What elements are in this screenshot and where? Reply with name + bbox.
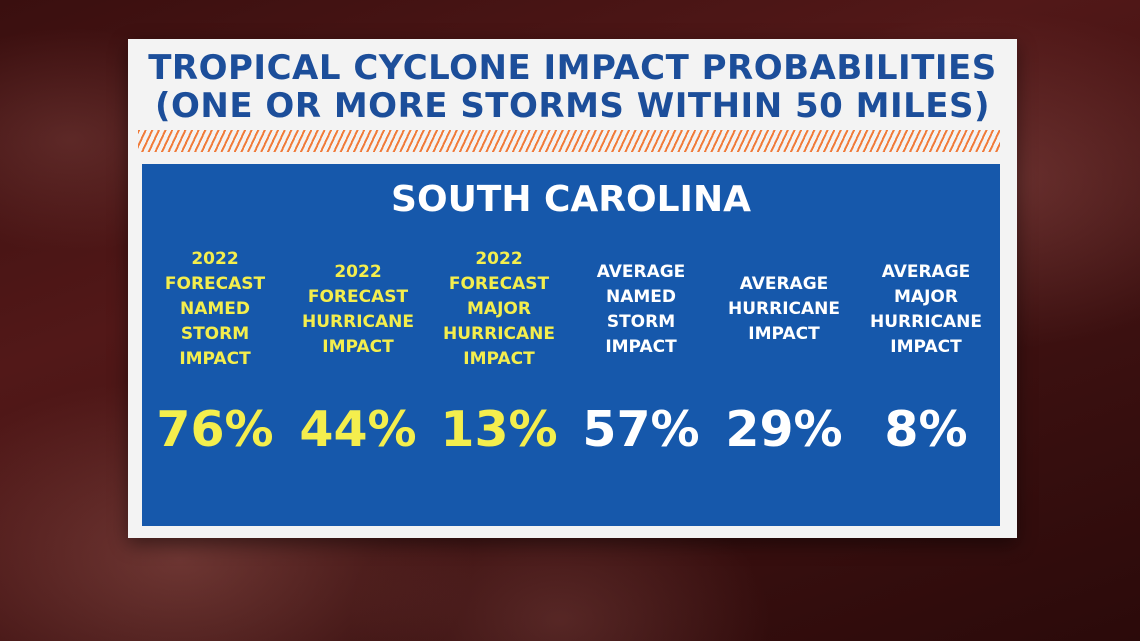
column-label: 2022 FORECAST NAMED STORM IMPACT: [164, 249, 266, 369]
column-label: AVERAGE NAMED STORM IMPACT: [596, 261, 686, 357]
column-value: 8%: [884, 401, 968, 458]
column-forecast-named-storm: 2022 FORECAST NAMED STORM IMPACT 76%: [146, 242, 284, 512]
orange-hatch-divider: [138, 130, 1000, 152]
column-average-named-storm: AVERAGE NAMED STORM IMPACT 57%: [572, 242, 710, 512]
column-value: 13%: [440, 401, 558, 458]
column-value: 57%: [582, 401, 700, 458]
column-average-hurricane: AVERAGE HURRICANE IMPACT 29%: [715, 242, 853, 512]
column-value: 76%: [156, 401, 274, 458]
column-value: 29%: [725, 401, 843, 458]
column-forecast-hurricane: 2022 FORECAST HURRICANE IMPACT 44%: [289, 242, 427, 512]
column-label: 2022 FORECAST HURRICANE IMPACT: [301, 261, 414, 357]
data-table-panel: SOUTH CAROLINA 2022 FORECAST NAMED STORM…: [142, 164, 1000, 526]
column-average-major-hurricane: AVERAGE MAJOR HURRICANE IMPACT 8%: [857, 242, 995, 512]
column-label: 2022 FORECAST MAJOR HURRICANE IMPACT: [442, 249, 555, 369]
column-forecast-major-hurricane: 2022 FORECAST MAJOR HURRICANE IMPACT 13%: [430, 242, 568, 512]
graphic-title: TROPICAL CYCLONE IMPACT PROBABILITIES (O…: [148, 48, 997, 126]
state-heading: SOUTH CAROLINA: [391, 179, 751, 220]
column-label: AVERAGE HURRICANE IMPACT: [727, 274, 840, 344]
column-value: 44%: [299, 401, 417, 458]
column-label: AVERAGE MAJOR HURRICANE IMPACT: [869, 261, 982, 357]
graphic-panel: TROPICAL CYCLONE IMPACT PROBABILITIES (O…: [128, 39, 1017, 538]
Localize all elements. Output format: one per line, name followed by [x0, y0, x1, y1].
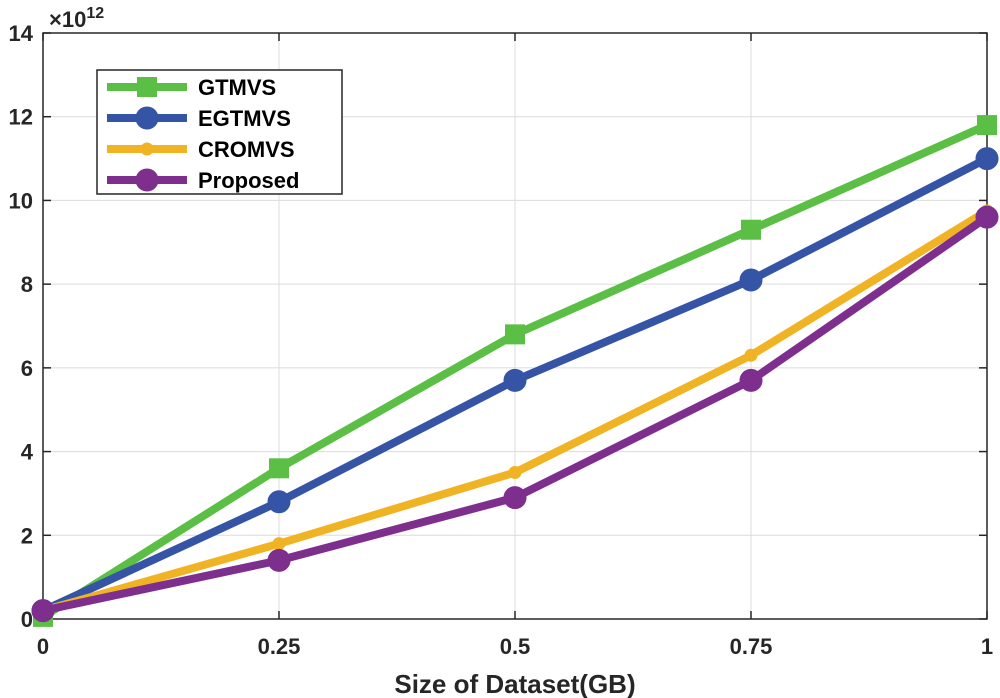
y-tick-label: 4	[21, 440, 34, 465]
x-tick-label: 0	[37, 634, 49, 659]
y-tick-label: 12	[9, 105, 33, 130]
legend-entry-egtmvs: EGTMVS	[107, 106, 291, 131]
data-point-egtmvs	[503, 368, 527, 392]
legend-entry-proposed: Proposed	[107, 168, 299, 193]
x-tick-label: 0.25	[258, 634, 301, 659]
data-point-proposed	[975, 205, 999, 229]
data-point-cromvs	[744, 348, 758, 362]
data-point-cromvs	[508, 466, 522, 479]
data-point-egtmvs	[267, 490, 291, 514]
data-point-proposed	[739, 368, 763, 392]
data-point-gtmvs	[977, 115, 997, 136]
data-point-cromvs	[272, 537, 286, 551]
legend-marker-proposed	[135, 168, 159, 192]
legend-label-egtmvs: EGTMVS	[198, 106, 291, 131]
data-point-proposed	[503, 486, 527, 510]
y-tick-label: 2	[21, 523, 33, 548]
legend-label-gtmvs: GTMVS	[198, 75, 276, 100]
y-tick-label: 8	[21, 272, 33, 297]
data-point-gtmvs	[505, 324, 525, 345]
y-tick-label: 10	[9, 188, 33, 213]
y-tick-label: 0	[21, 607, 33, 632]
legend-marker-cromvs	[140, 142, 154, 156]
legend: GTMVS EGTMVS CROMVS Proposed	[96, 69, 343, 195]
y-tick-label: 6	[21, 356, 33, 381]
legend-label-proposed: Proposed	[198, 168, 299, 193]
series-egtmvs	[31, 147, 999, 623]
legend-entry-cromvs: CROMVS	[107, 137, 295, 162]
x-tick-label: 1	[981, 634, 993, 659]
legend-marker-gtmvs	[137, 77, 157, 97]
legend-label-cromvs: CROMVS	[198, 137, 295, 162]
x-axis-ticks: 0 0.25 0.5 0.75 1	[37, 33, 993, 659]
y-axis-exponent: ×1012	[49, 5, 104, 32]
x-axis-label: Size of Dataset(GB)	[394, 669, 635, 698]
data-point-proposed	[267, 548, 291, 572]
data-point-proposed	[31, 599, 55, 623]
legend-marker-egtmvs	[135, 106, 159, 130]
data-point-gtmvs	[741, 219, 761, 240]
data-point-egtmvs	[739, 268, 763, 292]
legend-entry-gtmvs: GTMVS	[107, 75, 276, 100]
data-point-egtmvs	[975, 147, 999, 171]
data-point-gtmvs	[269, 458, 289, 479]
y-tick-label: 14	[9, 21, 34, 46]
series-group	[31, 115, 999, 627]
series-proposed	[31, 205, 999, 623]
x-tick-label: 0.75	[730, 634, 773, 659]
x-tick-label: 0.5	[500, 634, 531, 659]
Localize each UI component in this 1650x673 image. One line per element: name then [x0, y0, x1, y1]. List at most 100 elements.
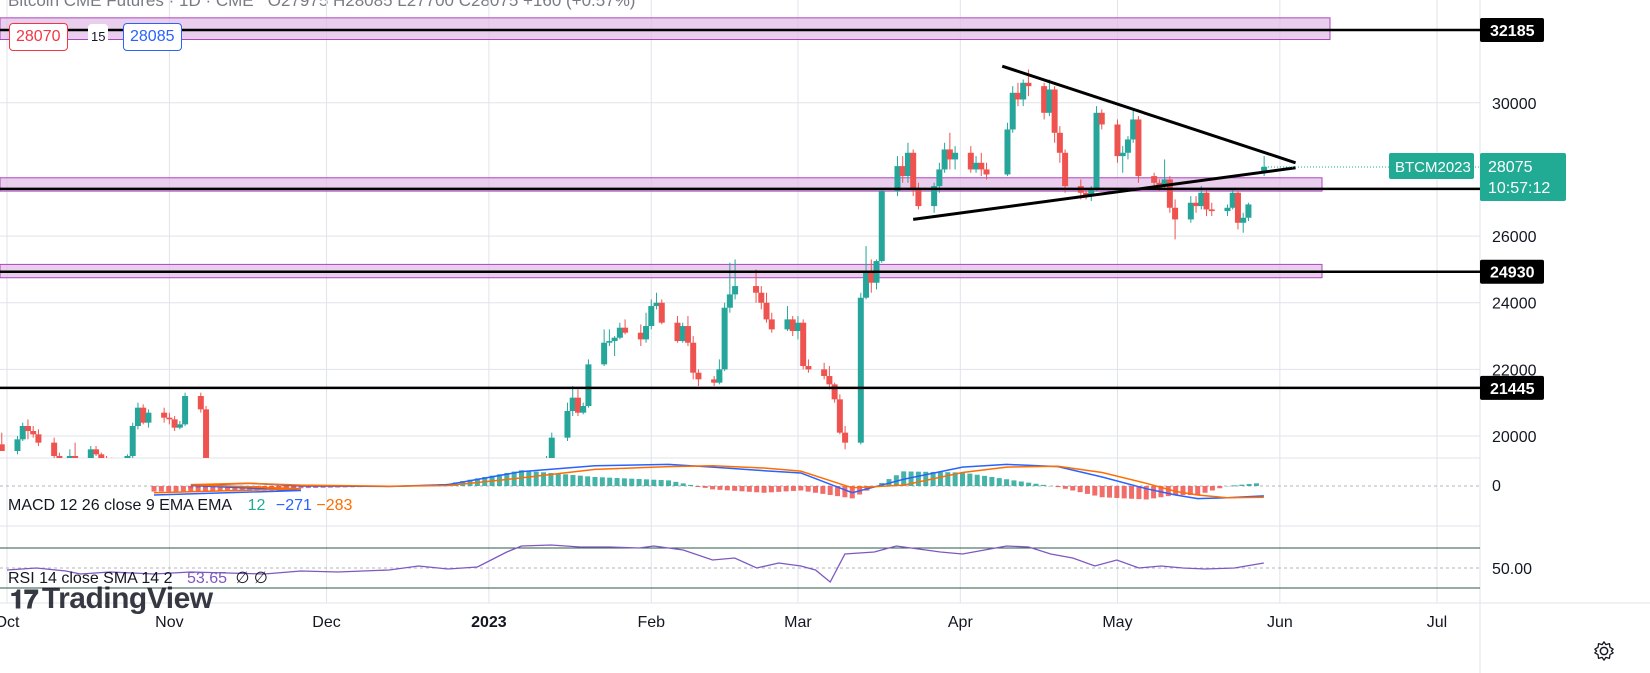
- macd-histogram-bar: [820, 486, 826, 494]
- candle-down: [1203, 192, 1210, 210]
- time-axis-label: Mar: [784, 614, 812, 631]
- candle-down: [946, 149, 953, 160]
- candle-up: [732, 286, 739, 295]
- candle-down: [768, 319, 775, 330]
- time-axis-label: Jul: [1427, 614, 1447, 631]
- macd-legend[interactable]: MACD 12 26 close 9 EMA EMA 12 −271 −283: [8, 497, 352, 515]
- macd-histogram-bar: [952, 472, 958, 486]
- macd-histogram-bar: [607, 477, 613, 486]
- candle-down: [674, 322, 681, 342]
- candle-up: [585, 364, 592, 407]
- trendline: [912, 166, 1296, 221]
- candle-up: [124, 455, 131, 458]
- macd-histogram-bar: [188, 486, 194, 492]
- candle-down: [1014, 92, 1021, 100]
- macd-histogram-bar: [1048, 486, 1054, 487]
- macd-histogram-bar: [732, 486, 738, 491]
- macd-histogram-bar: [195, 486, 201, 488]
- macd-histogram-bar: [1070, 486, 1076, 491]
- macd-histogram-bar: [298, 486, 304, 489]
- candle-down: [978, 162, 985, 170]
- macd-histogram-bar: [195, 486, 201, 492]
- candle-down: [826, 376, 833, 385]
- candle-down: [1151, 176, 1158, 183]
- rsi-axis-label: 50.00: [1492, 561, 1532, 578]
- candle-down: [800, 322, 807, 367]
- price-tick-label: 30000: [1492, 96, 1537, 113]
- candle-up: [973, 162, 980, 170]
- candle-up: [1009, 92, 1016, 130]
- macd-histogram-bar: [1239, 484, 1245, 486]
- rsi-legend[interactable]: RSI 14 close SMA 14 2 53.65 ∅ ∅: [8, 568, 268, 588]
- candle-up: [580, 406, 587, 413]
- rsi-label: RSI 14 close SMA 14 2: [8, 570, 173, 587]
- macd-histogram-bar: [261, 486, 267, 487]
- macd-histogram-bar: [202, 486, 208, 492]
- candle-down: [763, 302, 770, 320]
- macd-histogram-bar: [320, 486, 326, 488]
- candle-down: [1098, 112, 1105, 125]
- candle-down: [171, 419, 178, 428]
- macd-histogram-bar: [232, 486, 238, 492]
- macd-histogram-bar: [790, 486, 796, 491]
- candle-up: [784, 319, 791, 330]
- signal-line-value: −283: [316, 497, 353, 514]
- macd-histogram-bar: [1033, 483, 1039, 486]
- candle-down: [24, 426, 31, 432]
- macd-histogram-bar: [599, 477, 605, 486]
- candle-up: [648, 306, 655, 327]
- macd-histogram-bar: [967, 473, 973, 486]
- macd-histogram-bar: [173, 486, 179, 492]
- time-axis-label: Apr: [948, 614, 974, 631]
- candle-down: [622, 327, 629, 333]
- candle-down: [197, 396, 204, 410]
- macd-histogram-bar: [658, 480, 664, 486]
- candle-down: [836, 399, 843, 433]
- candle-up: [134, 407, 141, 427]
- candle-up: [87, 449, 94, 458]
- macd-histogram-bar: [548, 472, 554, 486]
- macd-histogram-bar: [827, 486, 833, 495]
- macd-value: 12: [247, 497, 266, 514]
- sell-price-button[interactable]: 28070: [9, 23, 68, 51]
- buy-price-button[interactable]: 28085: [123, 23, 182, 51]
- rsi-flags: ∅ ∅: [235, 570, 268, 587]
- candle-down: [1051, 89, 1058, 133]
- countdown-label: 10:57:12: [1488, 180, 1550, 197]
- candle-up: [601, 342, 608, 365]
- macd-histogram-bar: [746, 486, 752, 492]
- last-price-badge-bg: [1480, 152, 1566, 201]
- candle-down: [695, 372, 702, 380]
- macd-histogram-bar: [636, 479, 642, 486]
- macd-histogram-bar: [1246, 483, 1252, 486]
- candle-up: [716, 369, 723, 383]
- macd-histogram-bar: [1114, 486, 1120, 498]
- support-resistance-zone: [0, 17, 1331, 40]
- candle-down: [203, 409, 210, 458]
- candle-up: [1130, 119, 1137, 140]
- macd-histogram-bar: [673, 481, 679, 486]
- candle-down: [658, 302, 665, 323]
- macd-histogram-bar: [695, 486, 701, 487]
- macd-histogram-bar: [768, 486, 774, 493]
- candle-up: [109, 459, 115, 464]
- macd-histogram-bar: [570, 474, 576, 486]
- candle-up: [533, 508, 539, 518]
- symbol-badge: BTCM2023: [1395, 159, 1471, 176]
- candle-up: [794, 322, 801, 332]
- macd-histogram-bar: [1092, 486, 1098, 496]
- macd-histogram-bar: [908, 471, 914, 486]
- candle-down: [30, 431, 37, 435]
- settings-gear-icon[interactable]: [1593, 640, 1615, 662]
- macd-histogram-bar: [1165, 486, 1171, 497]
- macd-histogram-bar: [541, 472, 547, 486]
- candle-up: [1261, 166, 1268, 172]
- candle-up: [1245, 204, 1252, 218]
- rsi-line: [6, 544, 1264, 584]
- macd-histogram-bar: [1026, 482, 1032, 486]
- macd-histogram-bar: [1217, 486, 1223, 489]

* * * * * * * * *

**YOUR GOAL**
Copy the records from the line containing "- macd-histogram-bar: [820, 486, 826, 494]" through the line containing "- macd-histogram-bar: [298, 486, 304, 489]", inclusive, character for character.

**SOLUTION TO THE EXERCISE**
- macd-histogram-bar: [820, 486, 826, 494]
- candle-down: [1203, 192, 1210, 210]
- time-axis-label: Mar: [784, 614, 812, 631]
- candle-down: [946, 149, 953, 160]
- candle-up: [732, 286, 739, 295]
- candle-down: [768, 319, 775, 330]
- time-axis-label: Jul: [1427, 614, 1447, 631]
- macd-legend[interactable]: MACD 12 26 close 9 EMA EMA 12 −271 −283: [8, 497, 352, 515]
- macd-histogram-bar: [952, 472, 958, 486]
- macd-histogram-bar: [607, 477, 613, 486]
- candle-down: [674, 322, 681, 342]
- candle-up: [585, 364, 592, 407]
- trendline: [912, 166, 1296, 221]
- candle-up: [124, 455, 131, 458]
- macd-histogram-bar: [188, 486, 194, 492]
- candle-down: [1014, 92, 1021, 100]
- macd-histogram-bar: [1048, 486, 1054, 487]
- macd-histogram-bar: [732, 486, 738, 491]
- macd-histogram-bar: [195, 486, 201, 488]
- macd-histogram-bar: [1070, 486, 1076, 491]
- macd-histogram-bar: [298, 486, 304, 489]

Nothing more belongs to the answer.